*YOUR OBJECTIVE*
Each entry should be quoted word for word, including every mark of punctuation.
═════ AVAILABLE DATA ═════
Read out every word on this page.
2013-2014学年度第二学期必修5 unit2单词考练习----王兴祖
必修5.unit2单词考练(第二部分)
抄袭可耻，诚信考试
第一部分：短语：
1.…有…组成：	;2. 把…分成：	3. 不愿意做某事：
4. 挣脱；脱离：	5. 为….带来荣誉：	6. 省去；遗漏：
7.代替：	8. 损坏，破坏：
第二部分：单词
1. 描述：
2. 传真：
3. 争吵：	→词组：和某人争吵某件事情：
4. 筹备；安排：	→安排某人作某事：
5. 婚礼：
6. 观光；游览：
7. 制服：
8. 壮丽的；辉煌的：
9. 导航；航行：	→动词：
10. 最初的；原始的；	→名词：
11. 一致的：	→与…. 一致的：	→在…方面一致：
═════
*WRITTEN REPLY*
Read out every word on this page.
2013-2014学年度第二学期必修5 unit2单词考练习----王兴祖
必修5.unit2单词考练(第二部分)
抄袭可耻，诚信考试
第一部分：短语：
1.…有…组成：	;2. 把…分成：	3. 不愿意做某事：
4. 挣脱；脱离：	5. 为….带来荣誉：	6. 省去；遗漏：
7.代替：	8. 损坏，破坏：
第二部分：单词
1. 描述：
2. 传真：
3. 争吵：	→词组：和某人争吵某件事情：
4. 筹备；安排：	→安排某人作某事：
5. 婚礼：
6. 观光；游览：
7. 制服：
8. 壮丽的；辉煌的：
9. 导航；航行：	→动词：
10. 最初的；原始的；	→名词：
11. 一致的：	→与…. 一致的：	→在…方面一致：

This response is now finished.